**Extracted entries**
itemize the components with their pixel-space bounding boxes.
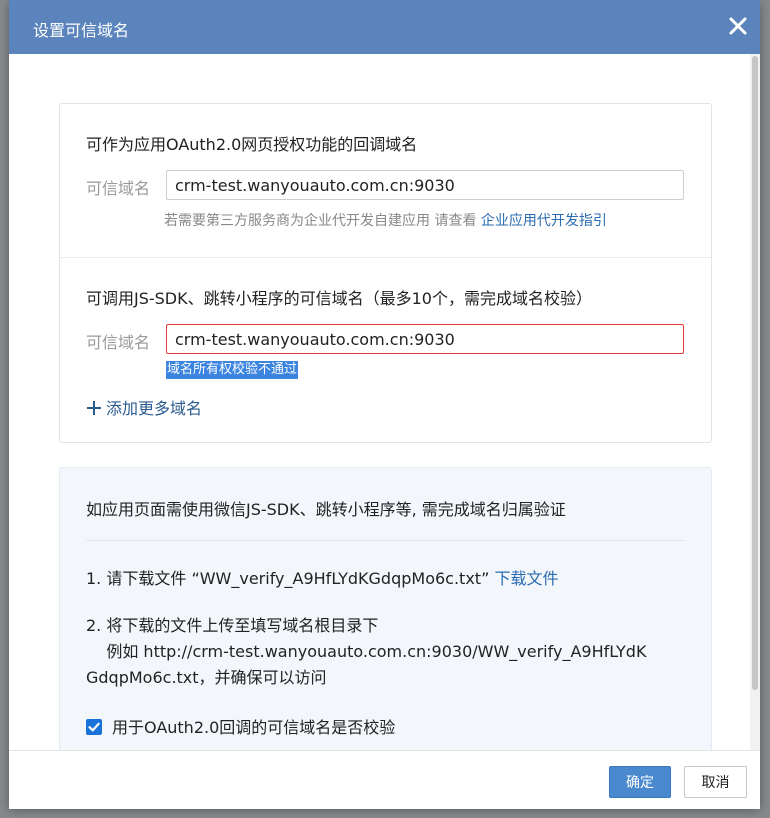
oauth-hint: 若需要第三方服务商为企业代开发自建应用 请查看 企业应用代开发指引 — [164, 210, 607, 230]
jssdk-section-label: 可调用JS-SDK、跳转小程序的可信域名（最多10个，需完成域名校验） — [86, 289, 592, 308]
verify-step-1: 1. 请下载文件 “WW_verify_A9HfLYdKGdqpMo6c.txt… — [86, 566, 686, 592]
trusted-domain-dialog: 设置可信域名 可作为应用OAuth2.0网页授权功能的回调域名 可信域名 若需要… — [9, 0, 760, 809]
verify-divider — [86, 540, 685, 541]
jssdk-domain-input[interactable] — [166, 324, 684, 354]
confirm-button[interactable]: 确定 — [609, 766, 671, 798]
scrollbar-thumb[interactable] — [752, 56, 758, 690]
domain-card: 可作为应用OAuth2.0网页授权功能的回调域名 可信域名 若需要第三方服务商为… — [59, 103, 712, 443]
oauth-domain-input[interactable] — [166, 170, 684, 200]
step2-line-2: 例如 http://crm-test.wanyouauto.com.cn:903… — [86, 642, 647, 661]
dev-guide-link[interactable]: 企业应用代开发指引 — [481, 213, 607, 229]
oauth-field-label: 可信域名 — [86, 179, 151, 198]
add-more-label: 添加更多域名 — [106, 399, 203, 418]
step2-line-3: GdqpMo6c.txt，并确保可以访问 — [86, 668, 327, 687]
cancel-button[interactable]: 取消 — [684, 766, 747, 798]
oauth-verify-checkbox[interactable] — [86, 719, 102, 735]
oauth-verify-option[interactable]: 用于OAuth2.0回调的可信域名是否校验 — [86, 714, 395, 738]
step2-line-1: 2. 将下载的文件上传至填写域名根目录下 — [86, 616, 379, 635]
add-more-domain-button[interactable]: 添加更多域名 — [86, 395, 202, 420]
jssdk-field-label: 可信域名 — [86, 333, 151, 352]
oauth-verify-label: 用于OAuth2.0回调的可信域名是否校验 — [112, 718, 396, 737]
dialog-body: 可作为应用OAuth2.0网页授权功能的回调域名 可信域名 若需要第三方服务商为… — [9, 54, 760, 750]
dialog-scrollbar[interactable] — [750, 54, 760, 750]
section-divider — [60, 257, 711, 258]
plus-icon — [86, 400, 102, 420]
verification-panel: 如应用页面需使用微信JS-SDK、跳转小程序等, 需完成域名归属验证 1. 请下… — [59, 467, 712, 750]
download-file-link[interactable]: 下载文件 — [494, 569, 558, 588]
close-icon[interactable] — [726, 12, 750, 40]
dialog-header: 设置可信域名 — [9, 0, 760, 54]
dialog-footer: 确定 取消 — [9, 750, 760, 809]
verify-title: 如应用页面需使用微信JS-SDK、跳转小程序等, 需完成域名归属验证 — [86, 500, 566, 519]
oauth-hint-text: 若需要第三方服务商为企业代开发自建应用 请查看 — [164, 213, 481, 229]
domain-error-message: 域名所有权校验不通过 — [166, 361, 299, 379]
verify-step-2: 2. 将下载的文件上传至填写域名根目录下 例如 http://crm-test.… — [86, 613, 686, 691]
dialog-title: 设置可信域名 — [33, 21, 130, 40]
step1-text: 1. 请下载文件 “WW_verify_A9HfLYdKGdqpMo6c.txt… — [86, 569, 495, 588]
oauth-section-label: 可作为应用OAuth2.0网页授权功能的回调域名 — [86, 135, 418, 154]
==
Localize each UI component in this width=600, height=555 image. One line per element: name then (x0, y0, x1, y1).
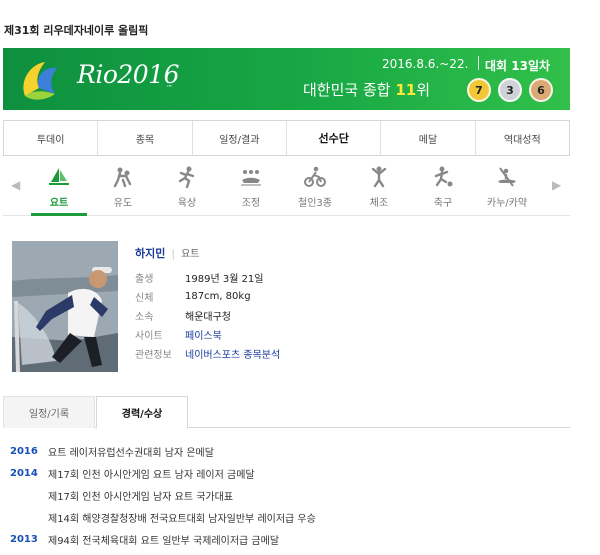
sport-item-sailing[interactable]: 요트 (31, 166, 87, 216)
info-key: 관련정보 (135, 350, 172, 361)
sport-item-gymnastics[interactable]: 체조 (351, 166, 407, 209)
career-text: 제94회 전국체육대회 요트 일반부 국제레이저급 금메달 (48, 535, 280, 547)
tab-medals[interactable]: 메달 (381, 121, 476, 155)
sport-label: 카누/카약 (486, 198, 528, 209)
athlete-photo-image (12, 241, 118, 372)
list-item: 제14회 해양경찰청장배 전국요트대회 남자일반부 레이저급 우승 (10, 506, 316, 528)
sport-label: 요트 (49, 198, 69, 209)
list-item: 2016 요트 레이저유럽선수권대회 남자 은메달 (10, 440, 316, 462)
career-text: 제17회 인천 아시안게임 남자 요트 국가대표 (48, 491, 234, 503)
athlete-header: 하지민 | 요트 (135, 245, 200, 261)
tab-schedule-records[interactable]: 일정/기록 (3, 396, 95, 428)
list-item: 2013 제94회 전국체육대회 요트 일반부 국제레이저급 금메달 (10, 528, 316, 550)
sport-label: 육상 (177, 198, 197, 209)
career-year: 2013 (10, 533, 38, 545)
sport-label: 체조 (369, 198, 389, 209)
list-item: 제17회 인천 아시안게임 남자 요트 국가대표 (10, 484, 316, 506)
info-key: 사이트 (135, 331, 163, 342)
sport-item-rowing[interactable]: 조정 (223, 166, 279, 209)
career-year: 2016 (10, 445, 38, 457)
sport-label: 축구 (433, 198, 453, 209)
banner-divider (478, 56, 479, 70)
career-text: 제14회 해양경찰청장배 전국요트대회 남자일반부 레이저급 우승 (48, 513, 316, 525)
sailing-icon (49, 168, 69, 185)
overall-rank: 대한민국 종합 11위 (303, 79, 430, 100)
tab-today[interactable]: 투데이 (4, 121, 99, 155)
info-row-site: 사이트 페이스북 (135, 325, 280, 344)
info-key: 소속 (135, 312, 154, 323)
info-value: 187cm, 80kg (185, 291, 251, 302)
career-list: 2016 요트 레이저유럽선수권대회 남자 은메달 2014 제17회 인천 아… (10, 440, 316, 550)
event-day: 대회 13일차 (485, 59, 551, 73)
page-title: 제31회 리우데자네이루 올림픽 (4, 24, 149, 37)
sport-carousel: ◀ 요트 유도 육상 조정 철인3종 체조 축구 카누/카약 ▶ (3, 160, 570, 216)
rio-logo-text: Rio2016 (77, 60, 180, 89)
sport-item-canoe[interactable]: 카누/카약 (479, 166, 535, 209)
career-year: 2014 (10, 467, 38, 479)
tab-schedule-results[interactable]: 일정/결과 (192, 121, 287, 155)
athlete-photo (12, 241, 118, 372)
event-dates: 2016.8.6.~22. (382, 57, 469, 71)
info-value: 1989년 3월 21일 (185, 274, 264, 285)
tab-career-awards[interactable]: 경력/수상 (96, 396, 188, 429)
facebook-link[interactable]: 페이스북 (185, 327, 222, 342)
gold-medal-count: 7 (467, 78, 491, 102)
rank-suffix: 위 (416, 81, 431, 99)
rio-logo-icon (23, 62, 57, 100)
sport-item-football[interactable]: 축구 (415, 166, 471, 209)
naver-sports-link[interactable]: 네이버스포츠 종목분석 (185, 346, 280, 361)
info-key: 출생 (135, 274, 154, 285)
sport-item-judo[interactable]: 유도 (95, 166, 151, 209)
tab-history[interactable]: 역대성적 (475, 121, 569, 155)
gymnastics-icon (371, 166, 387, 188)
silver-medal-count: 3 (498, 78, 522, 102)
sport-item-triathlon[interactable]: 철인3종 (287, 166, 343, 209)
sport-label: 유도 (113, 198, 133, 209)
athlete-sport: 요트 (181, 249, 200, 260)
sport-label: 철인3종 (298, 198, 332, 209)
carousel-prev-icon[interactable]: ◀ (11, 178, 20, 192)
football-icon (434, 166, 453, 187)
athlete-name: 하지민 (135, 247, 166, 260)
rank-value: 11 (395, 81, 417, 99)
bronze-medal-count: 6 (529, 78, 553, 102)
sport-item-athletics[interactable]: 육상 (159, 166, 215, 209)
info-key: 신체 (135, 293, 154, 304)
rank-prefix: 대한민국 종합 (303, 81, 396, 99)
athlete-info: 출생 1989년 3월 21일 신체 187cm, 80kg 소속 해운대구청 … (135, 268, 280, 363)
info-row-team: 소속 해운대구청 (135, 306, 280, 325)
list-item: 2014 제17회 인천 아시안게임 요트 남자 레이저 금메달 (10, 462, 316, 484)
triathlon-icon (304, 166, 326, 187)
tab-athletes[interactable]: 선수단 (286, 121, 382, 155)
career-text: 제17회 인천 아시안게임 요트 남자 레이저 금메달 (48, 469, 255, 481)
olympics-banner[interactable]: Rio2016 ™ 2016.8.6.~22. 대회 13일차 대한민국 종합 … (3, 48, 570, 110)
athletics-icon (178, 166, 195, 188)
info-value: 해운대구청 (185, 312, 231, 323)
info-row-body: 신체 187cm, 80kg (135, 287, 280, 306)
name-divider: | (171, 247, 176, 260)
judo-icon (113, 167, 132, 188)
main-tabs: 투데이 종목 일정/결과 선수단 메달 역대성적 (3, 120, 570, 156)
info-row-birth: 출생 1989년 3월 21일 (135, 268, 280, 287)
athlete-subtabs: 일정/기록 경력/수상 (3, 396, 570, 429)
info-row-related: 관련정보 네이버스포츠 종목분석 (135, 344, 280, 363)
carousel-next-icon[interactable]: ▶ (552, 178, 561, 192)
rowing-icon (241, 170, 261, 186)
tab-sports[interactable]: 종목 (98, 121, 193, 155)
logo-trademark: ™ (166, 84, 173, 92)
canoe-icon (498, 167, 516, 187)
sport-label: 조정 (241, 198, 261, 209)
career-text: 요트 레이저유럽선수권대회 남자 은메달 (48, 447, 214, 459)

**Set task**
How many lines of the material above contain the string "year"? Case counts. Reply with the number alone.

**Written solution**
3